(Data tied to figure images)
-- -- --

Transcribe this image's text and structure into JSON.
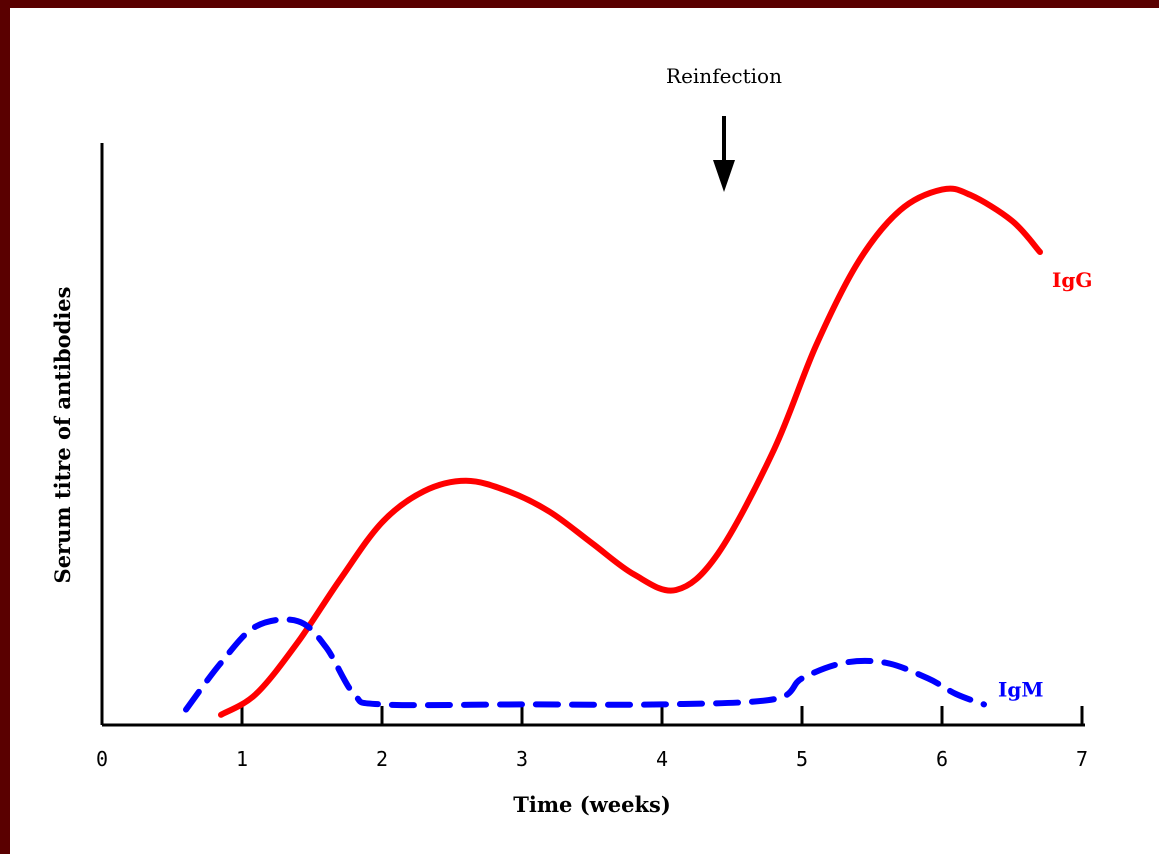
{
  "chart_data": {
    "type": "line",
    "title": "",
    "xlabel": "Time (weeks)",
    "ylabel": "Serum titre of antibodies",
    "xlim": [
      0,
      7
    ],
    "x_ticks": [
      "0",
      "1",
      "2",
      "3",
      "4",
      "5",
      "6",
      "7"
    ],
    "y_ticks": [],
    "grid": false,
    "legend": "none",
    "series": [
      {
        "name": "IgG",
        "color": "#ff0000",
        "style": "solid",
        "points": [
          [
            0.85,
            0.01
          ],
          [
            1.1,
            0.05
          ],
          [
            1.4,
            0.15
          ],
          [
            1.7,
            0.27
          ],
          [
            2.0,
            0.38
          ],
          [
            2.3,
            0.44
          ],
          [
            2.6,
            0.46
          ],
          [
            2.9,
            0.44
          ],
          [
            3.2,
            0.4
          ],
          [
            3.5,
            0.34
          ],
          [
            3.8,
            0.28
          ],
          [
            4.1,
            0.25
          ],
          [
            4.4,
            0.32
          ],
          [
            4.8,
            0.52
          ],
          [
            5.1,
            0.72
          ],
          [
            5.4,
            0.88
          ],
          [
            5.7,
            0.98
          ],
          [
            6.0,
            1.02
          ],
          [
            6.2,
            1.01
          ],
          [
            6.5,
            0.96
          ],
          [
            6.7,
            0.9
          ]
        ]
      },
      {
        "name": "IgM",
        "color": "#0000ff",
        "style": "dashed",
        "points": [
          [
            0.6,
            0.02
          ],
          [
            0.85,
            0.11
          ],
          [
            1.1,
            0.18
          ],
          [
            1.4,
            0.19
          ],
          [
            1.6,
            0.14
          ],
          [
            1.8,
            0.05
          ],
          [
            2.0,
            0.03
          ],
          [
            3.0,
            0.03
          ],
          [
            4.0,
            0.03
          ],
          [
            4.8,
            0.04
          ],
          [
            5.0,
            0.08
          ],
          [
            5.3,
            0.11
          ],
          [
            5.6,
            0.11
          ],
          [
            5.9,
            0.08
          ],
          [
            6.1,
            0.05
          ],
          [
            6.3,
            0.03
          ]
        ]
      }
    ],
    "annotations": [
      {
        "text": "Reinfection",
        "x": 4.45,
        "arrow": "down"
      }
    ]
  }
}
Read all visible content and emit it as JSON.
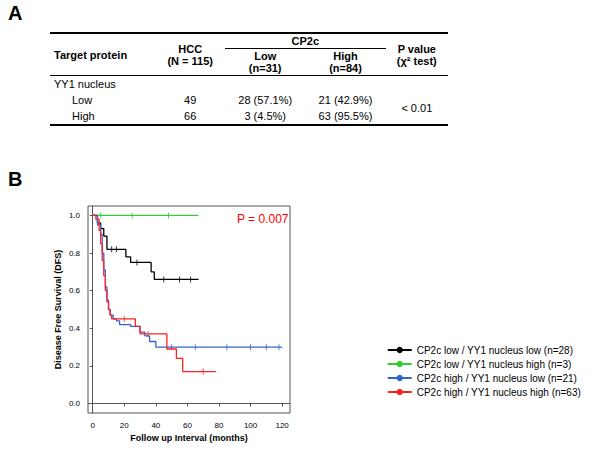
{
  "panel_labels": [
    "A",
    "B"
  ],
  "table": {
    "header": {
      "target": "Target protein",
      "hcc": [
        "HCC",
        "(N = 115)"
      ],
      "group": "CP2c",
      "subgroups": [
        [
          "Low",
          "(n=31)"
        ],
        [
          "High",
          "(n=84)"
        ]
      ],
      "p": [
        "P value",
        "(χ² test)"
      ]
    },
    "section": "YY1 nucleus",
    "rows": [
      [
        "Low",
        "49",
        "28 (57.1%)",
        "21 (42.9%)"
      ],
      [
        "High",
        "66",
        "3 (4.5%)",
        "63 (95.5%)"
      ]
    ],
    "p_value": "< 0.01"
  },
  "chart_data": {
    "type": "line",
    "annotation": "P = 0.007",
    "x_label": "Follow up Interval (months)",
    "y_label": "Disease Free Survival (DFS)",
    "xlim": [
      -3,
      125
    ],
    "xticks": [
      0,
      20,
      40,
      60,
      80,
      100,
      120
    ],
    "ylim": [
      -0.05,
      1.05
    ],
    "yticks": [
      {
        "value": 0,
        "label": "0.0"
      },
      0.2,
      0.4,
      0.6,
      0.8,
      {
        "value": 1,
        "label": "1.0"
      }
    ],
    "grid": false,
    "legend": "right",
    "line_style": "step",
    "series": [
      {
        "name": "CP2c low / YY1 nucleus low (n=28)",
        "color": "#000000",
        "x": [
          0,
          3,
          5,
          7,
          9,
          21,
          24,
          37,
          39,
          67
        ],
        "values": [
          1,
          0.96,
          0.93,
          0.89,
          0.82,
          0.78,
          0.75,
          0.7,
          0.66,
          0.66
        ],
        "censored": [
          [
            12,
            0.82
          ],
          [
            15,
            0.82
          ],
          [
            28,
            0.75
          ],
          [
            45,
            0.66
          ],
          [
            55,
            0.66
          ],
          [
            62,
            0.66
          ]
        ]
      },
      {
        "name": "CP2c low / YY1 nucleus high (n=3)",
        "color": "#33cc33",
        "x": [
          0,
          67
        ],
        "values": [
          1,
          1
        ],
        "censored": [
          [
            5,
            1
          ],
          [
            25,
            1
          ],
          [
            48,
            1
          ]
        ]
      },
      {
        "name": "CP2c high / YY1 nucleus low (n=21)",
        "color": "#3366cc",
        "x": [
          0,
          3,
          5,
          6,
          7,
          8,
          9,
          10,
          11,
          13,
          15,
          17,
          24,
          30,
          33,
          36,
          40,
          120
        ],
        "values": [
          1,
          0.95,
          0.9,
          0.8,
          0.71,
          0.62,
          0.55,
          0.5,
          0.47,
          0.45,
          0.44,
          0.42,
          0.41,
          0.38,
          0.36,
          0.33,
          0.3,
          0.3
        ],
        "censored": [
          [
            50,
            0.3
          ],
          [
            65,
            0.3
          ],
          [
            85,
            0.3
          ],
          [
            100,
            0.3
          ],
          [
            110,
            0.3
          ],
          [
            118,
            0.3
          ]
        ]
      },
      {
        "name": "CP2c high / YY1 nucleus high (n=63)",
        "color": "#ff2222",
        "x": [
          0,
          2,
          4,
          5,
          6,
          7,
          8,
          9,
          10,
          11,
          12,
          27,
          30,
          47,
          53,
          57,
          78
        ],
        "values": [
          1,
          0.98,
          0.92,
          0.85,
          0.76,
          0.68,
          0.6,
          0.54,
          0.5,
          0.47,
          0.45,
          0.41,
          0.37,
          0.29,
          0.24,
          0.17,
          0.17
        ],
        "censored": [
          [
            20,
            0.45
          ],
          [
            35,
            0.37
          ],
          [
            70,
            0.17
          ]
        ]
      }
    ]
  }
}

-- -- --

ABOUT THIS EXERCISE -> Please go through the entries and show every line with the word "color".

OUTPUT FOR THIS EXERCISE ->
        "color": "#ff0000",
        "color": "#0000ff",
        "color": "#000000",
        "color": "#33cc33",
        "color": "#3366cc",
        "color": "#ff2222",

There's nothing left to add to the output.